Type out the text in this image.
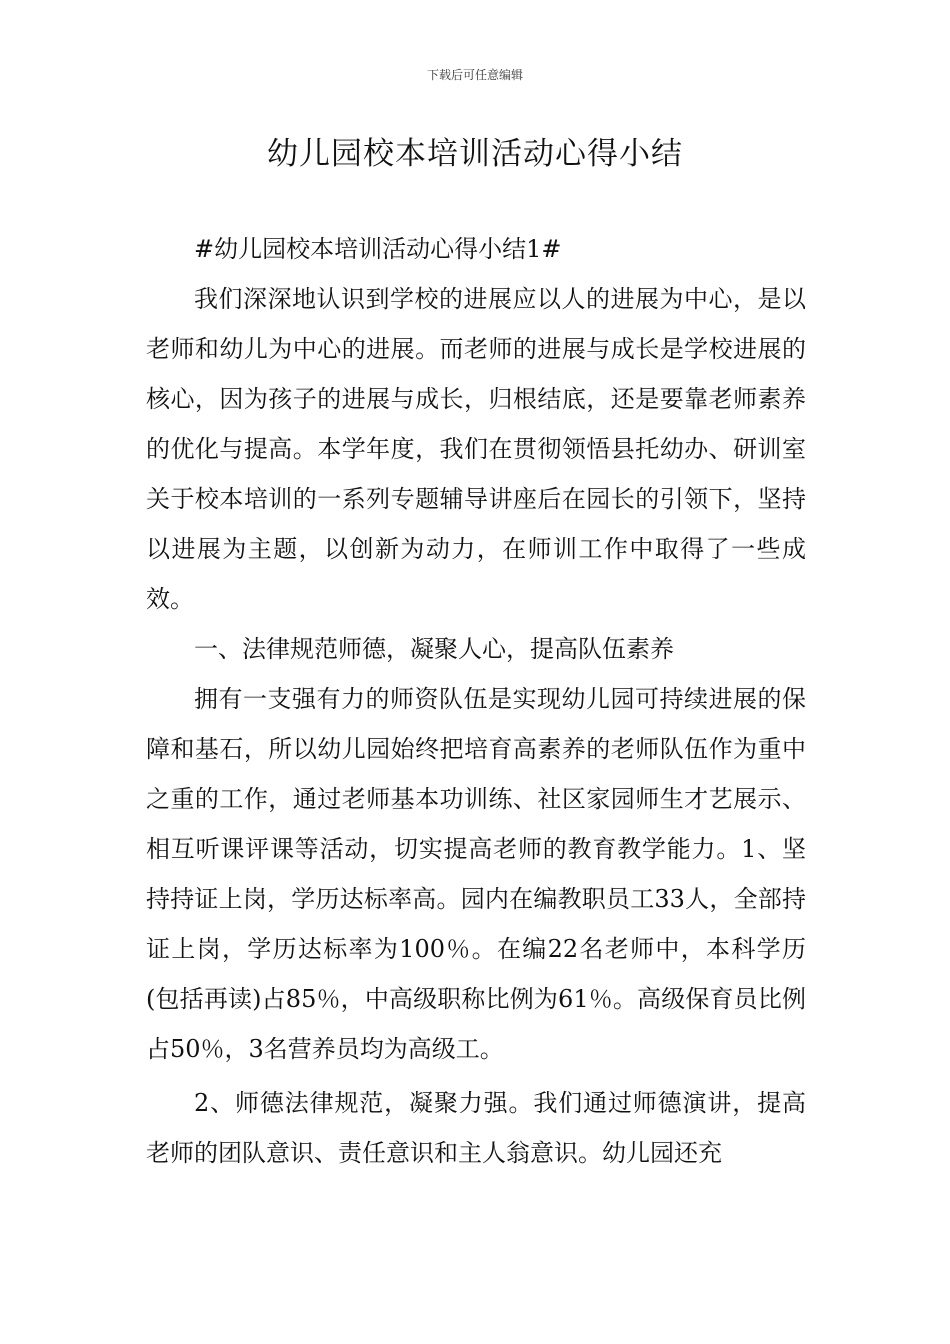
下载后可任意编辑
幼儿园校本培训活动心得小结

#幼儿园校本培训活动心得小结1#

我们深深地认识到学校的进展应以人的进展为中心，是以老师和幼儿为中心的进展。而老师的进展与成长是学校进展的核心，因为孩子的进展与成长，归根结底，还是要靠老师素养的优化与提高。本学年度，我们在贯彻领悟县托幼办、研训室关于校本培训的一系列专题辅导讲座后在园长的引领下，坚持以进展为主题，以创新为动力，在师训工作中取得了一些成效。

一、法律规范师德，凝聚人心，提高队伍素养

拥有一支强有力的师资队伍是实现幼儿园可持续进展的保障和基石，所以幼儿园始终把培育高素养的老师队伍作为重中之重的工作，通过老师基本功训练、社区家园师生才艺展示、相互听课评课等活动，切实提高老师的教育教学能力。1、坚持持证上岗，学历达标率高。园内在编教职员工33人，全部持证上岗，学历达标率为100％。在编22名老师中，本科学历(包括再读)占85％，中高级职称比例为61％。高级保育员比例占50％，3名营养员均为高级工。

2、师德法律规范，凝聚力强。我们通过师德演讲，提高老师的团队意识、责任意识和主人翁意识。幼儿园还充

____

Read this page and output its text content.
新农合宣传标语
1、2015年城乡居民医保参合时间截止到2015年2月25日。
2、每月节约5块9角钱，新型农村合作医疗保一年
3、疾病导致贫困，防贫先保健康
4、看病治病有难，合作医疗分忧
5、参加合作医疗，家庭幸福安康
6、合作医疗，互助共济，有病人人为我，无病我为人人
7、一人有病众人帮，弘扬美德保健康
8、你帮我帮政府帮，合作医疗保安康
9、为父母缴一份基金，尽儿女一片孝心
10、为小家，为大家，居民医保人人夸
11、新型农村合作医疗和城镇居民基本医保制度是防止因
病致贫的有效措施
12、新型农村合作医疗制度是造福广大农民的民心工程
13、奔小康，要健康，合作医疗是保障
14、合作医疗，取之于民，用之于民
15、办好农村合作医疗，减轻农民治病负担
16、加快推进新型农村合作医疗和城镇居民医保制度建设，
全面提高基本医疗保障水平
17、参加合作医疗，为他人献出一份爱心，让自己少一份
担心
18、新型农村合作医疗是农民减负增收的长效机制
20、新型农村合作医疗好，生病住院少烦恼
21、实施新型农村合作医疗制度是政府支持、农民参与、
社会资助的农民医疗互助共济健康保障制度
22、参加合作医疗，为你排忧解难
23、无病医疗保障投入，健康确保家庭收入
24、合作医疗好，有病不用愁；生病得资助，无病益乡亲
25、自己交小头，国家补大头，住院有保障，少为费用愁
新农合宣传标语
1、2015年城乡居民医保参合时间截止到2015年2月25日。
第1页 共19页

____

#### Do this:
Find the string "text" in the records, then copy each line where it occurs.

#### Output of the exercise:
Type out the text in this image.
Read this page and output its text content.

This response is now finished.